• _Set of tasks_:
1 > In the passage on synchronizing Kafka data to MaxCompute, what values are recommended for the Number of re-runs and Rerun interval parameters?
2 > Repeat the passage on synchronizing Kafka data to MaxCompute word for word, from "Configure the rerun" up to and including "Configure a resource group for scheduling.".

### Document passage

Important If messages whose timestamps are earlier than or equal to the start offset of your batch synchronization node are written to the specified Kafka topic after the node starts to synchronize data from Kafka, the data may be missed. In this case, you must pay attention to the data missing risks caused by latency or timestamp disorder of data transferred to the Kafka topic.

Configure the rerun attribute. We recommend that you select the Auto Rerun upon Error check box and set the Number of re-runs parameter to 3 and the Rerun interval parameter to 2. This way, if an error occurs on the batch synchronization node, the node can automatically rerun.

Configure a resource group for scheduling.
You need to select a resource group for scheduling. We recommend that you use an exclusive resource group for scheduling.
Configure scheduling dependencies.
The batch synchronization node configured in this example does not depend on other nodes. You need to only click Add Root Node in the Dependencies section of the Properties tab to configure scheduling dependencies for the node.

Configure a resource group for Data Integration

You can select the resource group for Data Integration that is connected to the Kafka and MaxCompute data sources.

Test the node

After the preceding configuration is complete, you can test the batch synchronization node on the DataStudio page to check whether the node can run as expected.

Click the icon in the top toolbar of the configuration tab of the batch synchronization node. In the dialog box that appears, assign values to the ${startTime}, ${endTime}, and ${partition} scheduling parameters and select a resource group for scheduling.
Check the running results of the batch synchronization node.
Create an ad hoc query node and execute the following statements to check whether all data that is read from Kafka is correctly written to MaxCompute:
```
select * from test_project.test_table where ds=2022112200 limit 10;
select count(*) from test_project.test_table where ds=2022112200;
```

Commit and deploy the batch synchronization node

If the test on the batch synchronization node is successful, you can save the configurations of the node and commit and deploy the node to Operation Center. The batch synchronization node periodically synchronizes data from Kafka to MaxCompute. For information about how to deploy a node, see Deploy nodes.

Appendix: Generate the schema of a destination table

After you click Generate Destination Table Schema when you configure the destination, the statement that can be used to create a destination MaxCompute table is generated. The statement defines the name of the table and the fields in the table.

######
### Source information

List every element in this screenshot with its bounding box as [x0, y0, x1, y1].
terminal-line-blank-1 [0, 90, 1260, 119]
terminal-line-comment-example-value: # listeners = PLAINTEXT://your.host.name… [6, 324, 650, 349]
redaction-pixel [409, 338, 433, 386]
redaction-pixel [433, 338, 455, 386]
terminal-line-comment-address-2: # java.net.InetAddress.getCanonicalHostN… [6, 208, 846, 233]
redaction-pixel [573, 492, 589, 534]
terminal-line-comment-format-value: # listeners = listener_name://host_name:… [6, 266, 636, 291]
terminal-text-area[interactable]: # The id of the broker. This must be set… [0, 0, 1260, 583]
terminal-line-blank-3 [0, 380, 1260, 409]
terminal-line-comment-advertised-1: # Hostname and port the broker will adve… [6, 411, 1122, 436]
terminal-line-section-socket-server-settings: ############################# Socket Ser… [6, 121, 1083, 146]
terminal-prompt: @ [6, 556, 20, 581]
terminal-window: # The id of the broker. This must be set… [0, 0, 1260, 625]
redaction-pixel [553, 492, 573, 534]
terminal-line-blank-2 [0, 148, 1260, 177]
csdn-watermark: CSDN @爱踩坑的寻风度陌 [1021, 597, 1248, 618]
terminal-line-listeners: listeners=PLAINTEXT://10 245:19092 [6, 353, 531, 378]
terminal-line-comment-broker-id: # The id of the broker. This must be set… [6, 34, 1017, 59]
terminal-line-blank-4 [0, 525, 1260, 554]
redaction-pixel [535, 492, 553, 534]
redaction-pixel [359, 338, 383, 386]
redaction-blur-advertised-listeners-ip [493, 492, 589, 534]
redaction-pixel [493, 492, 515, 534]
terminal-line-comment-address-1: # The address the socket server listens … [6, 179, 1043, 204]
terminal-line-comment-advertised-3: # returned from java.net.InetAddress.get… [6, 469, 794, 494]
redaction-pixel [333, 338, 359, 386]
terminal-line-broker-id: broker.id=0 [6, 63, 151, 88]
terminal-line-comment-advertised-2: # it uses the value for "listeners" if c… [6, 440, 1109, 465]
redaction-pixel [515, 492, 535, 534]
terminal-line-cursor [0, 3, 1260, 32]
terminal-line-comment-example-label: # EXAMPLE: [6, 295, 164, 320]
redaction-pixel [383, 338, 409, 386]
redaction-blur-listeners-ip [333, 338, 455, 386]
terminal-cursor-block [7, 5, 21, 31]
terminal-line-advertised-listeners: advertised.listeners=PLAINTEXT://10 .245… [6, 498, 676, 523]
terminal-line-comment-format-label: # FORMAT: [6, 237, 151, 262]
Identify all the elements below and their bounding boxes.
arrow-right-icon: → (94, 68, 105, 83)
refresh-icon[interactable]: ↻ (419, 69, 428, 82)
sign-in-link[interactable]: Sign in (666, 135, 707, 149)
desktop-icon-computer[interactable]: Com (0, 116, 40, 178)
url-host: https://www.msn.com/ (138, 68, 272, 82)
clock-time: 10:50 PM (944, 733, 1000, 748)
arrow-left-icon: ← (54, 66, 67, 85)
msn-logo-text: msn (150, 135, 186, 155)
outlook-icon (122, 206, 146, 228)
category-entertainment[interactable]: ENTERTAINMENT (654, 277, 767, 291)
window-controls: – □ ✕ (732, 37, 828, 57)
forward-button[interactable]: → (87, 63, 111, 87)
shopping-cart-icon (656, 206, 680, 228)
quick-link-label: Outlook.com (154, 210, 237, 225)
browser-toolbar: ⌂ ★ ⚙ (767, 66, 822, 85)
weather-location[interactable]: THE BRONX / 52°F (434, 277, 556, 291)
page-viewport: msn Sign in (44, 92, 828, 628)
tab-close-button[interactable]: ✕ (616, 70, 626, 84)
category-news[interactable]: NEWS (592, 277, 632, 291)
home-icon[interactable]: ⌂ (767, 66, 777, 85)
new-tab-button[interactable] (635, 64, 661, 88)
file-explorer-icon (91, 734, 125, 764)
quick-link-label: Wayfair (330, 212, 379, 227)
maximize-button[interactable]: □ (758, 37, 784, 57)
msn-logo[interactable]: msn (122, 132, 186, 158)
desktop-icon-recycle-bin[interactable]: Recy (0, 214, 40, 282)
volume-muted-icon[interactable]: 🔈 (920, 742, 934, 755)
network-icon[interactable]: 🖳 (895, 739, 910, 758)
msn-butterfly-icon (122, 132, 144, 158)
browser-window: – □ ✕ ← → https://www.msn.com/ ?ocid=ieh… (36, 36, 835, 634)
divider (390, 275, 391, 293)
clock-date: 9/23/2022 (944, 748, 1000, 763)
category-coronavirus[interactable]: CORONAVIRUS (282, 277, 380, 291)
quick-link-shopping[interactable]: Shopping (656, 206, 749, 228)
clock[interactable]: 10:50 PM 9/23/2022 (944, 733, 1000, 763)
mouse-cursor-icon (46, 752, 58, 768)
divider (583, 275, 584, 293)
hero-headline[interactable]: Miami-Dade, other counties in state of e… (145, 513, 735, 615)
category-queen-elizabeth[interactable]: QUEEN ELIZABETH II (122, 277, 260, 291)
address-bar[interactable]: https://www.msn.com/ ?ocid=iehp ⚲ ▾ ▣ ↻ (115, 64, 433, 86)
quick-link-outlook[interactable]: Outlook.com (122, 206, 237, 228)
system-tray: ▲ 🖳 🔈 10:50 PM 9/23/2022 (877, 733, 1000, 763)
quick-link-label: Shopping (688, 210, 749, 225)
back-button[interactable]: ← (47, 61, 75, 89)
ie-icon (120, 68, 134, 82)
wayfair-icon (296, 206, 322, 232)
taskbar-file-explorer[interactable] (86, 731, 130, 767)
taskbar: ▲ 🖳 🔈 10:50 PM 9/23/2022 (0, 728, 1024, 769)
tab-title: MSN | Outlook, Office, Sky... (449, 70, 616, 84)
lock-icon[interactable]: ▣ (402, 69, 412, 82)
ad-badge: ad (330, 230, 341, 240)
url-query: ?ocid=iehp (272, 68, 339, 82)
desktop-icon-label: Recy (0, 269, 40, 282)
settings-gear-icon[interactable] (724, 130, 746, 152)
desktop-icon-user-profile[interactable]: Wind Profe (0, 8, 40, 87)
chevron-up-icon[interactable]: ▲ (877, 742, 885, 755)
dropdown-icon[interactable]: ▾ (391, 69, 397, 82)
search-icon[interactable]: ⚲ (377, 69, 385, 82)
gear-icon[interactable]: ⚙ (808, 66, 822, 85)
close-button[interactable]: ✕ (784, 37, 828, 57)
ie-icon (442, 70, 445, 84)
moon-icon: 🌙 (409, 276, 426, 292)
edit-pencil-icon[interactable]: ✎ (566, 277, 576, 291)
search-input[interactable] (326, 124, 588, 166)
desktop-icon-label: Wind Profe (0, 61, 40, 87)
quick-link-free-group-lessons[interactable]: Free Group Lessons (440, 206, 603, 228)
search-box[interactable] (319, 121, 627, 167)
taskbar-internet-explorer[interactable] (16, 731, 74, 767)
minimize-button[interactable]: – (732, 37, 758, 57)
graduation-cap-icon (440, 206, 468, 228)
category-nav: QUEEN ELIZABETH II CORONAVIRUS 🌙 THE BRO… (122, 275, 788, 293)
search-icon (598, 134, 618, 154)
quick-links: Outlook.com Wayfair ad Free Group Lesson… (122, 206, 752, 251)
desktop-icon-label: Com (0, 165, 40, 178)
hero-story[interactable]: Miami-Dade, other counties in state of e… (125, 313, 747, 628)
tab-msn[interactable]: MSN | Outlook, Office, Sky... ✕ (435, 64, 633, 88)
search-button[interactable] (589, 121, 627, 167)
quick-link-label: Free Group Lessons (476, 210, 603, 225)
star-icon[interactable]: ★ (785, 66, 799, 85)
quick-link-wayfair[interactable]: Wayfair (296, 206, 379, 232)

######

• _Answers for each item_:
1 > Number of re-runs should be set to 3 and Rerun interval to 2.

2 >
Configure the rerun attribute. We recommend that you select the Auto Rerun upon Error check box and set the Number of re-runs parameter to 3 and the Rerun interval parameter to 2. This way, if an error occurs on the batch synchronization node, the node can automatically rerun.

Configure a resource group for scheduling.